→ **REQUEST**
Set the listing down unchanged, minus every embedded image.

→ **EXTRACTED MATERIAL**

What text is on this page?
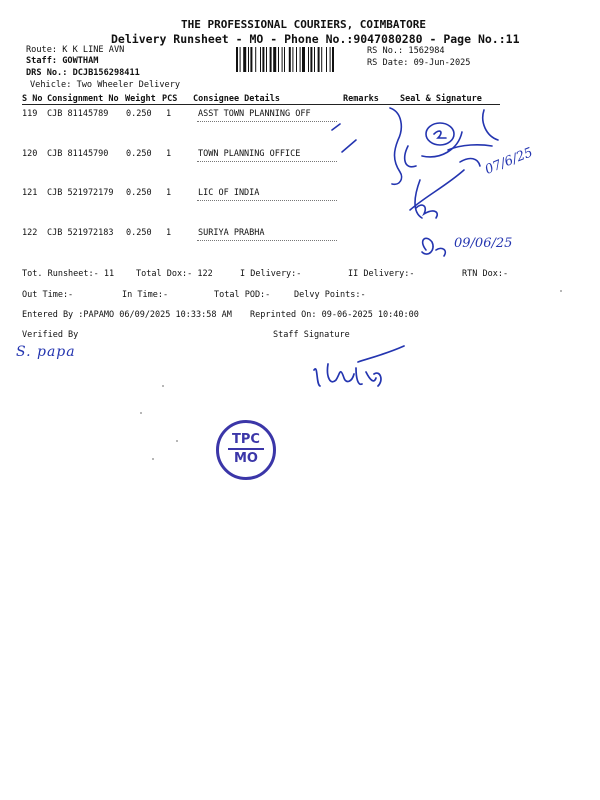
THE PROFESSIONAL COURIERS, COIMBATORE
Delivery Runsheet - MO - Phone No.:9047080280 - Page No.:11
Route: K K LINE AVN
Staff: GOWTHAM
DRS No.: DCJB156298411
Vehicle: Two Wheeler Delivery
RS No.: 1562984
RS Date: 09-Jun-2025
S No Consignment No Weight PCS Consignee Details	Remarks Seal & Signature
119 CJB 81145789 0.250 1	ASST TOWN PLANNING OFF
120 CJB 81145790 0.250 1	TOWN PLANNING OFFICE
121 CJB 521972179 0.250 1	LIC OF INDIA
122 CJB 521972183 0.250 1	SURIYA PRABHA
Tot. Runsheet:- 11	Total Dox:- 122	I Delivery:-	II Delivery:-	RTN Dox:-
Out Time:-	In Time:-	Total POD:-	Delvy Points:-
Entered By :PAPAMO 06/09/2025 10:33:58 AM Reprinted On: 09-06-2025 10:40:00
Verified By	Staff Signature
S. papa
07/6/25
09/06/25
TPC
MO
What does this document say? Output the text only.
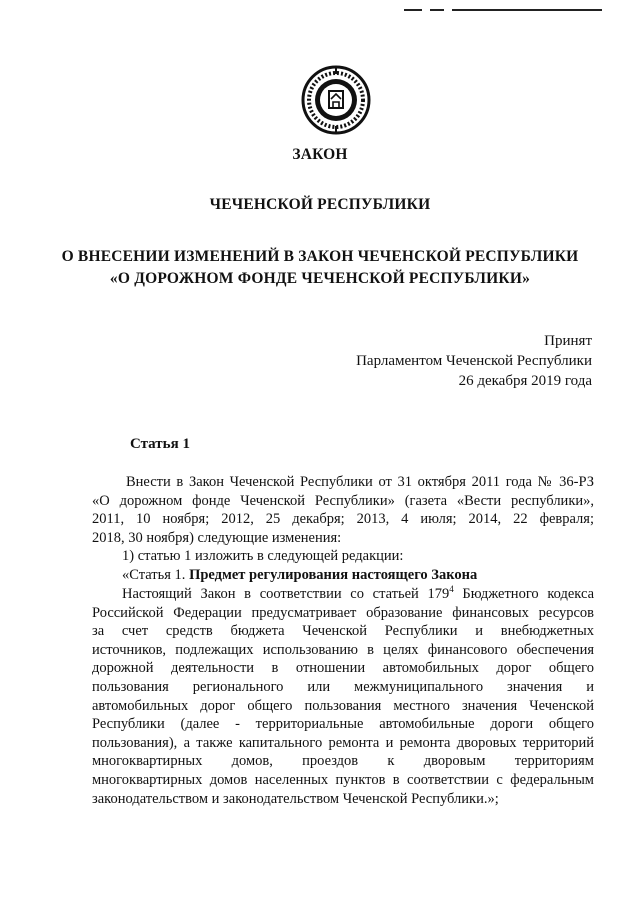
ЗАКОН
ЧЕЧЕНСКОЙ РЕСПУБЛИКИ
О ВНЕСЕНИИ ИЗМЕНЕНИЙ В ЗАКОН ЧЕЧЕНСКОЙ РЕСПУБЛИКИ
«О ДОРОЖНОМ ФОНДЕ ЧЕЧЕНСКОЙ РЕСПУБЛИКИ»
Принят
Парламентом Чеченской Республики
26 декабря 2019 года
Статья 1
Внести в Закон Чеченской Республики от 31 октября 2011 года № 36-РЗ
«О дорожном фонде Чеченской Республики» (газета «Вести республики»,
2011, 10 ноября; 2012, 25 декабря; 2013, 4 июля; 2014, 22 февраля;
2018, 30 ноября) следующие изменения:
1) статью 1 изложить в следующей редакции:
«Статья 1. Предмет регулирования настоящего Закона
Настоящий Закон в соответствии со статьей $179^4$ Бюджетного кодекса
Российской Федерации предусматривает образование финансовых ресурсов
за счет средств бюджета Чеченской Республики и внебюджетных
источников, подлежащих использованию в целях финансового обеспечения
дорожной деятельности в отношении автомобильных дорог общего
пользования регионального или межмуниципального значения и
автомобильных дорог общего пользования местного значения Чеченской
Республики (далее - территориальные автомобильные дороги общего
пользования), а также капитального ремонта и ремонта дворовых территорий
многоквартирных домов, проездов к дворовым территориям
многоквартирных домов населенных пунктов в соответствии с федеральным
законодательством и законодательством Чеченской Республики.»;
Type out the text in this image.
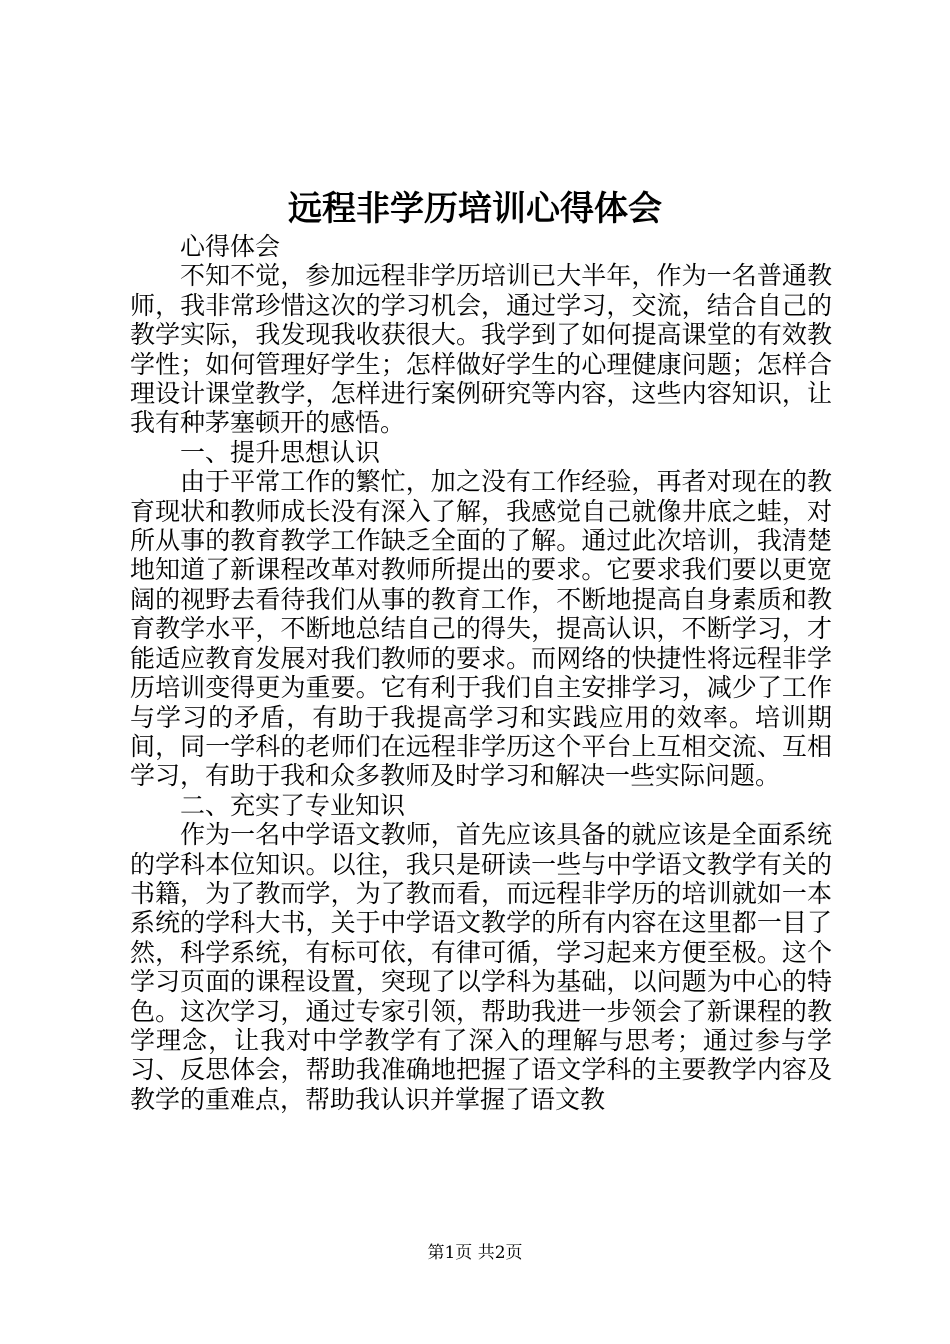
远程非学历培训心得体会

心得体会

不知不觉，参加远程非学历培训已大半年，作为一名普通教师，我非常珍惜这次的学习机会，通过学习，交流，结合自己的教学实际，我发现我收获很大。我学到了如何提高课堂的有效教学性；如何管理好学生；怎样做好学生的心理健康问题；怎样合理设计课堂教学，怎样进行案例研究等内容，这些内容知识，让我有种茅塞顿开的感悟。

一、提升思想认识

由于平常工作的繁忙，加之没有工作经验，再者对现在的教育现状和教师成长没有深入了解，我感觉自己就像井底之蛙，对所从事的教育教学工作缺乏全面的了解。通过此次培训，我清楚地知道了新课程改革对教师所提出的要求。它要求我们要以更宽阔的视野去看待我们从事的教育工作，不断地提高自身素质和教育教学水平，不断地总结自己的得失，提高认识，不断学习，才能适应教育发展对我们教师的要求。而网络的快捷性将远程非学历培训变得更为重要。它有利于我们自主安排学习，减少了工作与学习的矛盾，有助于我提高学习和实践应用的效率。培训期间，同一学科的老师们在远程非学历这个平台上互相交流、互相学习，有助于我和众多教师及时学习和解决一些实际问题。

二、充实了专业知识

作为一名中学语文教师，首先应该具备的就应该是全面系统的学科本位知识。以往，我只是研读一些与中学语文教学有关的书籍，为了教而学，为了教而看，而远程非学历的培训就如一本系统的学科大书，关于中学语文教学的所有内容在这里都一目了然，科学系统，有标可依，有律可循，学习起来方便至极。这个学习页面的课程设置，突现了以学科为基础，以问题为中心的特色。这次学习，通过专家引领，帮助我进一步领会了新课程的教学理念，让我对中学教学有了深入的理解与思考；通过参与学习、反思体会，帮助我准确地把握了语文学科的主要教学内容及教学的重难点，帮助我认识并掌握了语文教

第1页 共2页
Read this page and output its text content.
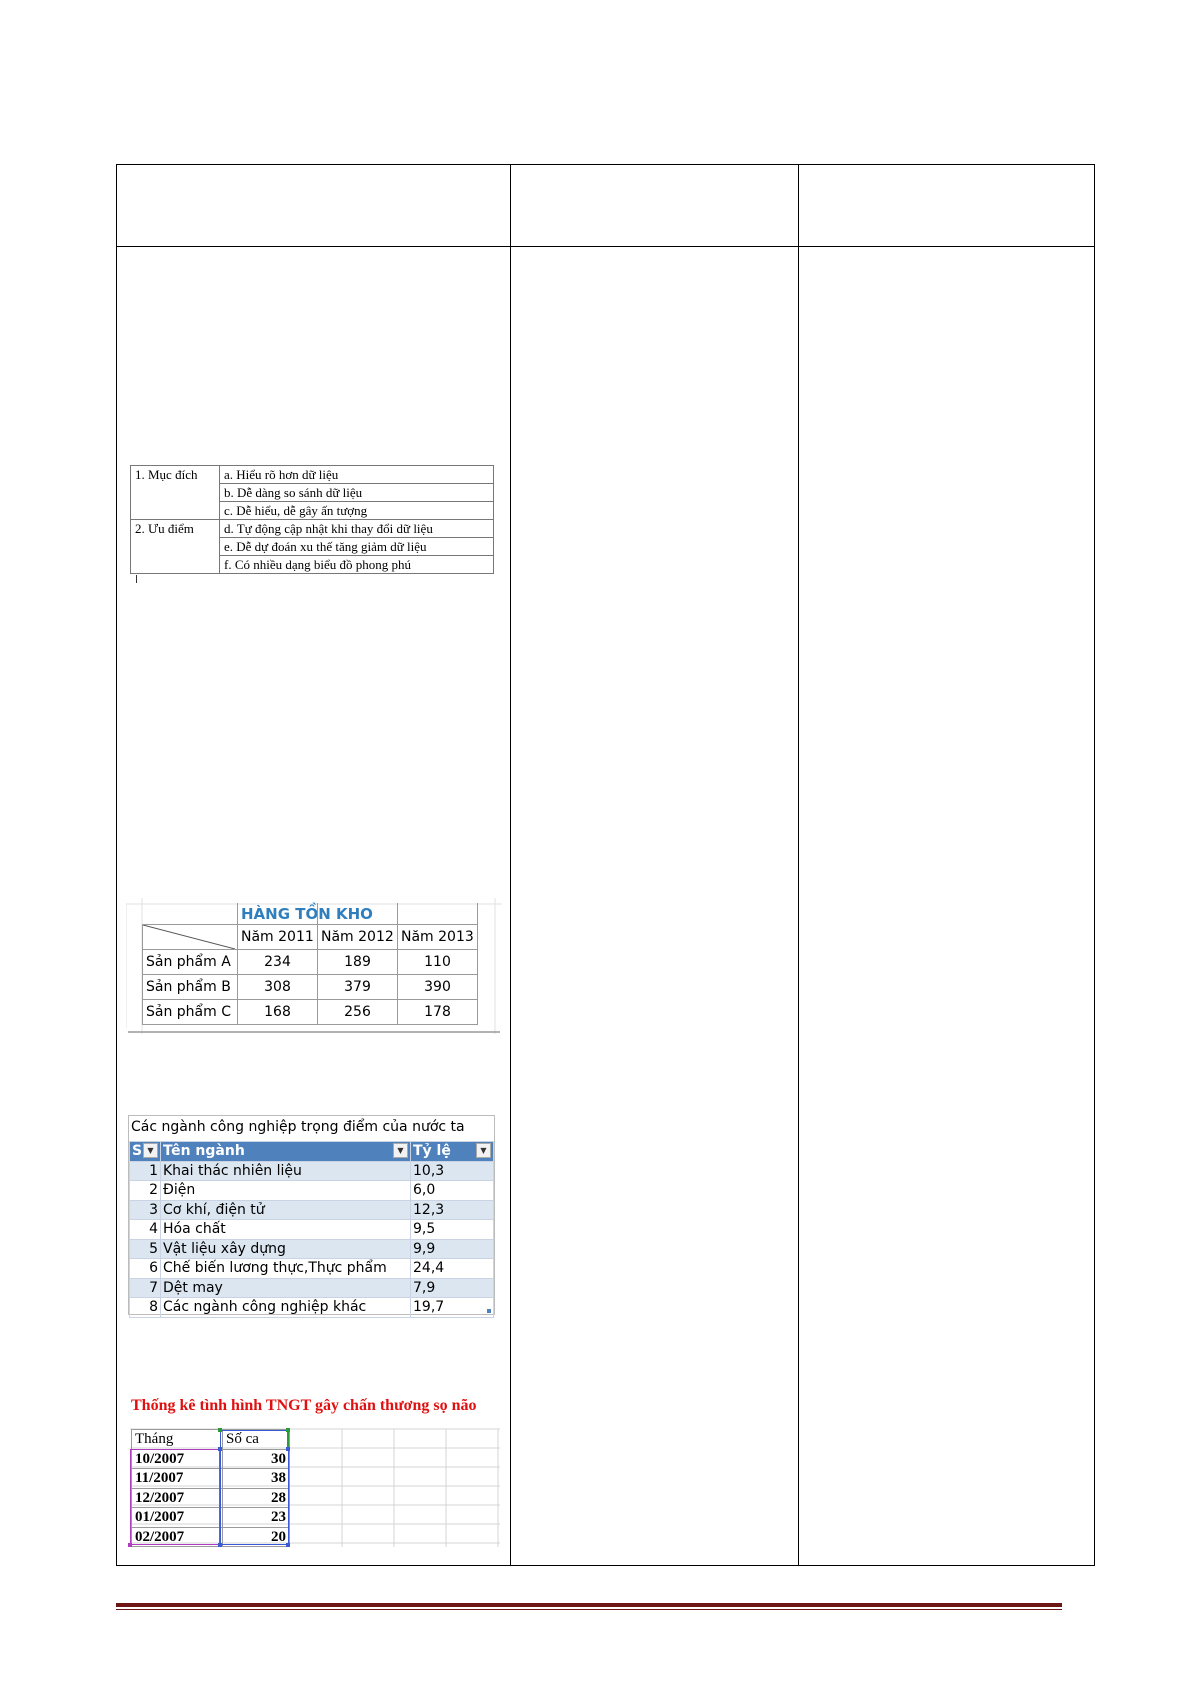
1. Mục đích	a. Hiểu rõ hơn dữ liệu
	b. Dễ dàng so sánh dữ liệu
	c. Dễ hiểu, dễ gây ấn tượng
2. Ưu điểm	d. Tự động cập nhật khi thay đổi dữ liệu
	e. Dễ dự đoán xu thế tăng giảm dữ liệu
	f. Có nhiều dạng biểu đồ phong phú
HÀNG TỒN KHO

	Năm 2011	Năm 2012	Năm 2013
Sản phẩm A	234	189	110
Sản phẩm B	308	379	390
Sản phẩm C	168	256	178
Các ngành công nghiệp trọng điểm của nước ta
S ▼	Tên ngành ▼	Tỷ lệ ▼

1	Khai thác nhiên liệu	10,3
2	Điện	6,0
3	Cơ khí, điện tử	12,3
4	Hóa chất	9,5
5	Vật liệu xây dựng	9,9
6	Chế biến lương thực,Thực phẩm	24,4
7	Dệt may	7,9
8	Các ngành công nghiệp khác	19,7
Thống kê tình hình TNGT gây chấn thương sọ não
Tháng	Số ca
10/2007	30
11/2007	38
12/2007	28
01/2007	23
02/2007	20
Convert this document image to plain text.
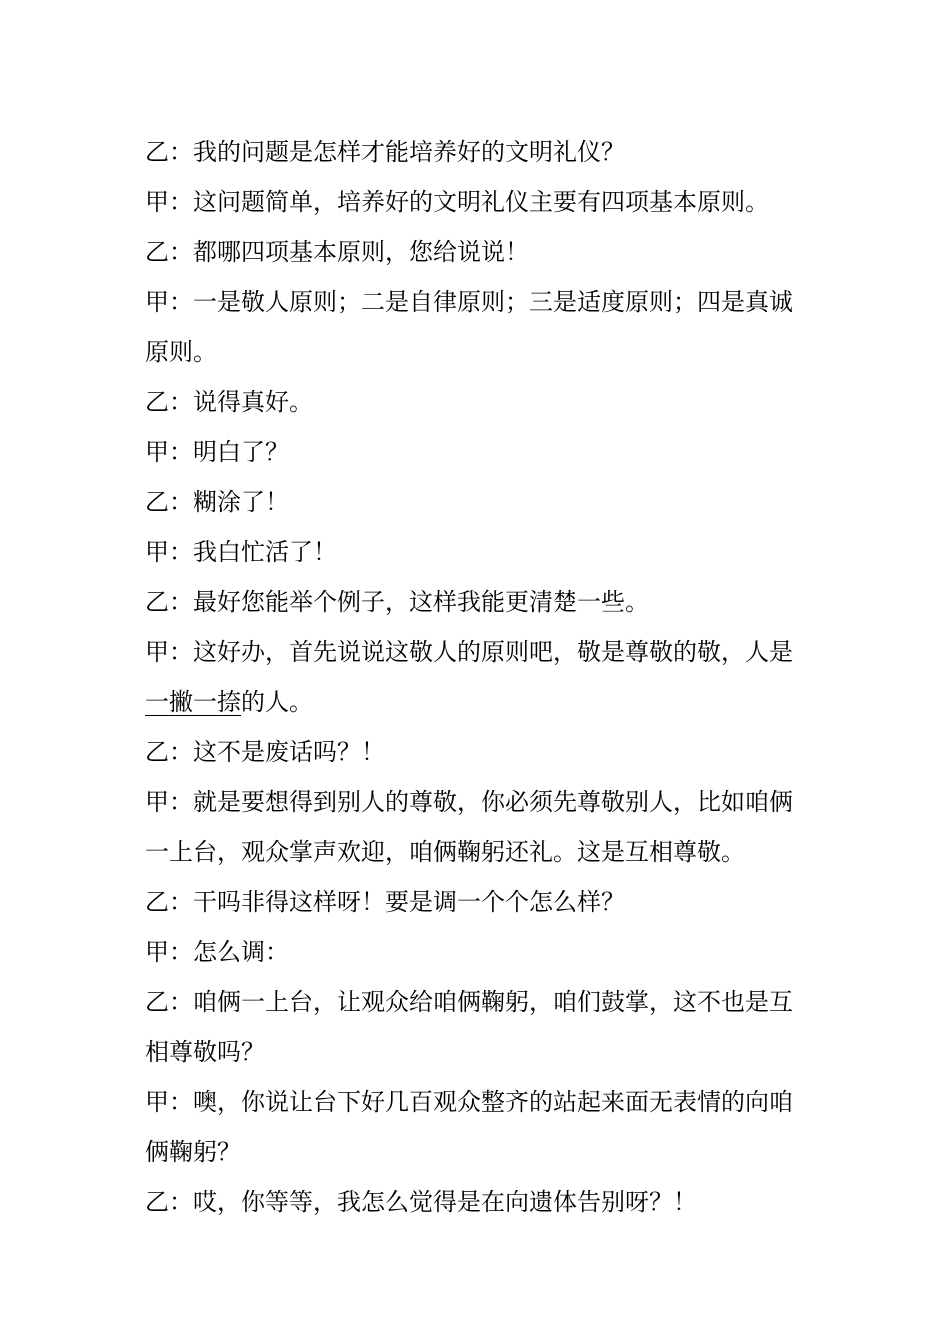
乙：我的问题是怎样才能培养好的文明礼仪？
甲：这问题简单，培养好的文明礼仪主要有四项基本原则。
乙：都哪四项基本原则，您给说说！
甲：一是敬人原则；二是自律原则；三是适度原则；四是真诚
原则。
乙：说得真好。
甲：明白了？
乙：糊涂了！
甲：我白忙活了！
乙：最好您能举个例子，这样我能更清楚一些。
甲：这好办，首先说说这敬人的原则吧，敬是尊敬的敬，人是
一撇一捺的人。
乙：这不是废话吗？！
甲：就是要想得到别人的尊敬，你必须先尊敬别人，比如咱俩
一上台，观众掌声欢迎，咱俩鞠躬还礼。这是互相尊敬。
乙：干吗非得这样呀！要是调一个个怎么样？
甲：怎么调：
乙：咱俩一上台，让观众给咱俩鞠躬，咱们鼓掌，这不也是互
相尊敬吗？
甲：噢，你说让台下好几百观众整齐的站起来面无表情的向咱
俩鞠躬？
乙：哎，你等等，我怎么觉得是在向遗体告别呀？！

→ **COMPLETE ANSWER**
What text is on this page?
THE PROFESSIONAL COURIERS, COIMBATORE
Delivery Runsheet - MO - Phone No.:9047080280 - Page No.:11
Route: K K LINE AVN
Staff: GOWTHAM
DRS No.: DCJB156298411
Vehicle: Two Wheeler Delivery
RS No.: 1562984
RS Date: 09-Jun-2025
S No Consignment No Weight PCS Consignee Details	Remarks Seal & Signature
119 CJB 81145789 0.250 1	ASST TOWN PLANNING OFF
120 CJB 81145790 0.250 1	TOWN PLANNING OFFICE
121 CJB 521972179 0.250 1	LIC OF INDIA
122 CJB 521972183 0.250 1	SURIYA PRABHA
Tot. Runsheet:- 11	Total Dox:- 122	I Delivery:-	II Delivery:-	RTN Dox:-
Out Time:-	In Time:-	Total POD:-	Delvy Points:-
Entered By :PAPAMO 06/09/2025 10:33:58 AM Reprinted On: 09-06-2025 10:40:00
Verified By	Staff Signature
S. papa
07/6/25
09/06/25
TPC
MO
What does this document say? Output the text only.
ЗАКОН
ЧЕЧЕНСКОЙ РЕСПУБЛИКИ
О ВНЕСЕНИИ ИЗМЕНЕНИЙ В ЗАКОН ЧЕЧЕНСКОЙ РЕСПУБЛИКИ
«О ДОРОЖНОМ ФОНДЕ ЧЕЧЕНСКОЙ РЕСПУБЛИКИ»
Принят
Парламентом Чеченской Республики
26 декабря 2019 года
Статья 1
Внести в Закон Чеченской Республики от 31 октября 2011 года № 36-РЗ
«О дорожном фонде Чеченской Республики» (газета «Вести республики»,
2011, 10 ноября; 2012, 25 декабря; 2013, 4 июля; 2014, 22 февраля;
2018, 30 ноября) следующие изменения:
1) статью 1 изложить в следующей редакции:
«Статья 1. Предмет регулирования настоящего Закона
Настоящий Закон в соответствии со статьей $179^4$ Бюджетного кодекса
Российской Федерации предусматривает образование финансовых ресурсов
за счет средств бюджета Чеченской Республики и внебюджетных
источников, подлежащих использованию в целях финансового обеспечения
дорожной деятельности в отношении автомобильных дорог общего
пользования регионального или межмуниципального значения и
автомобильных дорог общего пользования местного значения Чеченской
Республики (далее - территориальные автомобильные дороги общего
пользования), а также капитального ремонта и ремонта дворовых территорий
многоквартирных домов, проездов к дворовым территориям
многоквартирных домов населенных пунктов в соответствии с федеральным
законодательством и законодательством Чеченской Республики.»;
Type out the text in this image.
远程非学历培训心得体会

心得体会

不知不觉，参加远程非学历培训已大半年，作为一名普通教师，我非常珍惜这次的学习机会，通过学习，交流，结合自己的教学实际，我发现我收获很大。我学到了如何提高课堂的有效教学性；如何管理好学生；怎样做好学生的心理健康问题；怎样合理设计课堂教学，怎样进行案例研究等内容，这些内容知识，让我有种茅塞顿开的感悟。

一、提升思想认识

由于平常工作的繁忙，加之没有工作经验，再者对现在的教育现状和教师成长没有深入了解，我感觉自己就像井底之蛙，对所从事的教育教学工作缺乏全面的了解。通过此次培训，我清楚地知道了新课程改革对教师所提出的要求。它要求我们要以更宽阔的视野去看待我们从事的教育工作，不断地提高自身素质和教育教学水平，不断地总结自己的得失，提高认识，不断学习，才能适应教育发展对我们教师的要求。而网络的快捷性将远程非学历培训变得更为重要。它有利于我们自主安排学习，减少了工作与学习的矛盾，有助于我提高学习和实践应用的效率。培训期间，同一学科的老师们在远程非学历这个平台上互相交流、互相学习，有助于我和众多教师及时学习和解决一些实际问题。

二、充实了专业知识

作为一名中学语文教师，首先应该具备的就应该是全面系统的学科本位知识。以往，我只是研读一些与中学语文教学有关的书籍，为了教而学，为了教而看，而远程非学历的培训就如一本系统的学科大书，关于中学语文教学的所有内容在这里都一目了然，科学系统，有标可依，有律可循，学习起来方便至极。这个学习页面的课程设置，突现了以学科为基础，以问题为中心的特色。这次学习，通过专家引领，帮助我进一步领会了新课程的教学理念，让我对中学教学有了深入的理解与思考；通过参与学习、反思体会，帮助我准确地把握了语文学科的主要教学内容及教学的重难点，帮助我认识并掌握了语文教

第1页 共2页
Read this page and output its text content.
1. Mục đích	a. Hiểu rõ hơn dữ liệu
	b. Dễ dàng so sánh dữ liệu
	c. Dễ hiểu, dễ gây ấn tượng
2. Ưu điểm	d. Tự động cập nhật khi thay đổi dữ liệu
	e. Dễ dự đoán xu thế tăng giảm dữ liệu
	f. Có nhiều dạng biểu đồ phong phú
HÀNG TỒN KHO

	Năm 2011	Năm 2012	Năm 2013
Sản phẩm A	234	189	110
Sản phẩm B	308	379	390
Sản phẩm C	168	256	178
Các ngành công nghiệp trọng điểm của nước ta
S ▼	Tên ngành ▼	Tỷ lệ ▼

1	Khai thác nhiên liệu	10,3
2	Điện	6,0
3	Cơ khí, điện tử	12,3
4	Hóa chất	9,5
5	Vật liệu xây dựng	9,9
6	Chế biến lương thực,Thực phẩm	24,4
7	Dệt may	7,9
8	Các ngành công nghiệp khác	19,7
Thống kê tình hình TNGT gây chấn thương sọ não
Tháng	Số ca
10/2007	30
11/2007	38
12/2007	28
01/2007	23
02/2007	20
Convert this document image to plain text.
乙：我的问题是怎样才能培养好的文明礼仪？
甲：这问题简单，培养好的文明礼仪主要有四项基本原则。
乙：都哪四项基本原则，您给说说！
甲：一是敬人原则；二是自律原则；三是适度原则；四是真诚
原则。
乙：说得真好。
甲：明白了？
乙：糊涂了！
甲：我白忙活了！
乙：最好您能举个例子，这样我能更清楚一些。
甲：这好办，首先说说这敬人的原则吧，敬是尊敬的敬，人是
一撇一捺的人。
乙：这不是废话吗？！
甲：就是要想得到别人的尊敬，你必须先尊敬别人，比如咱俩
一上台，观众掌声欢迎，咱俩鞠躬还礼。这是互相尊敬。
乙：干吗非得这样呀！要是调一个个怎么样？
甲：怎么调：
乙：咱俩一上台，让观众给咱俩鞠躬，咱们鼓掌，这不也是互
相尊敬吗？
甲：噢，你说让台下好几百观众整齐的站起来面无表情的向咱
俩鞠躬？
乙：哎，你等等，我怎么觉得是在向遗体告别呀？！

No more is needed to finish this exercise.